● **GIVEN EXERCISE**: Find the line that contains "OCR this image.". Then set down that line and all the lines after it, to the end of the records, exactly and with nothing added.
⟨
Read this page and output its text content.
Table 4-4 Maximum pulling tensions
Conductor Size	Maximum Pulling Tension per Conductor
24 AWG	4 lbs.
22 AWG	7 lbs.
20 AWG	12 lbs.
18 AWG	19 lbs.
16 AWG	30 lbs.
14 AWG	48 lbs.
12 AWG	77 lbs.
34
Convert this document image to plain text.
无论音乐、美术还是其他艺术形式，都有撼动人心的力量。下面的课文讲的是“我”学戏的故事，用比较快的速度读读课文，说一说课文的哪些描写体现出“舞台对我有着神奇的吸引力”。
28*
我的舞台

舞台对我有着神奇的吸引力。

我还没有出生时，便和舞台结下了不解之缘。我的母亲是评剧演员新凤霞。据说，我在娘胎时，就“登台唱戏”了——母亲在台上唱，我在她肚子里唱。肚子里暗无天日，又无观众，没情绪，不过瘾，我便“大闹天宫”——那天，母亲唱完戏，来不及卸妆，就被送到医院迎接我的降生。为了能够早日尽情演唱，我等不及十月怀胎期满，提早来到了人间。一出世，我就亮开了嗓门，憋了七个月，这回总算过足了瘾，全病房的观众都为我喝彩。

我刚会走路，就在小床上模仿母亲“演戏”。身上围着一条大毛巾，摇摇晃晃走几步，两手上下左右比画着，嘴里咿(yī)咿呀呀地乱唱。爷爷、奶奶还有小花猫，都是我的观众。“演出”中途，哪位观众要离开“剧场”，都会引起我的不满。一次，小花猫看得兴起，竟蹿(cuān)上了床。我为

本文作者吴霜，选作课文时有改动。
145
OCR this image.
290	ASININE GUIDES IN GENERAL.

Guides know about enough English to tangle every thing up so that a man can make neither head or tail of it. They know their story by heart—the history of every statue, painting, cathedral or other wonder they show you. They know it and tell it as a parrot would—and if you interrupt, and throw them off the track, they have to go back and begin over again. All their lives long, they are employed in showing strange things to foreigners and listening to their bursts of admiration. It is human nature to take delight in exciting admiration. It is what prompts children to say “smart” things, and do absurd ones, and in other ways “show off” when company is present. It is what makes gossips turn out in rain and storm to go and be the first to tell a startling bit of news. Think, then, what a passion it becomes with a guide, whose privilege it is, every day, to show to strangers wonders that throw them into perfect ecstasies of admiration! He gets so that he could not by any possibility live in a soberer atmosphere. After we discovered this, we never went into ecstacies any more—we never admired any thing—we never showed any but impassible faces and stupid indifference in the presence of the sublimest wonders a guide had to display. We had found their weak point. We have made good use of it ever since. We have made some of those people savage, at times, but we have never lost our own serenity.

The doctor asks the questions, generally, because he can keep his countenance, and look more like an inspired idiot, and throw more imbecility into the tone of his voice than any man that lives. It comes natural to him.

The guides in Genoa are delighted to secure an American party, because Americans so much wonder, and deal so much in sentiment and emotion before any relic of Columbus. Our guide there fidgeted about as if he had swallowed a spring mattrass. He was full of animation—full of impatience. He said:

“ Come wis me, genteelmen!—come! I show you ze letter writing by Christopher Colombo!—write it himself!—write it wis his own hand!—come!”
⟩
● **OUTPUT OF THE EXERCISE**:
OCR this image.
290	ASININE GUIDES IN GENERAL.

Guides know about enough English to tangle every thing up so that a man can make neither head or tail of it. They know their story by heart—the history of every statue, painting, cathedral or other wonder they show you. They know it and tell it as a parrot would—and if you interrupt, and throw them off the track, they have to go back and begin over again. All their lives long, they are employed in showing strange things to foreigners and listening to their bursts of admiration. It is human nature to take delight in exciting admiration. It is what prompts children to say “smart” things, and do absurd ones, and in other ways “show off” when company is present. It is what makes gossips turn out in rain and storm to go and be the first to tell a startling bit of news. Think, then, what a passion it becomes with a guide, whose privilege it is, every day, to show to strangers wonders that throw them into perfect ecstasies of admiration! He gets so that he could not by any possibility live in a soberer atmosphere. After we discovered this, we never went into ecstacies any more—we never admired any thing—we never showed any but impassible faces and stupid indifference in the presence of the sublimest wonders a guide had to display. We had found their weak point. We have made good use of it ever since. We have made some of those people savage, at times, but we have never lost our own serenity.

The doctor asks the questions, generally, because he can keep his countenance, and look more like an inspired idiot, and throw more imbecility into the tone of his voice than any man that lives. It comes natural to him.

The guides in Genoa are delighted to secure an American party, because Americans so much wonder, and deal so much in sentiment and emotion before any relic of Columbus. Our guide there fidgeted about as if he had swallowed a spring mattrass. He was full of animation—full of impatience. He said:

“ Come wis me, genteelmen!—come! I show you ze letter writing by Christopher Colombo!—write it himself!—write it wis his own hand!—come!”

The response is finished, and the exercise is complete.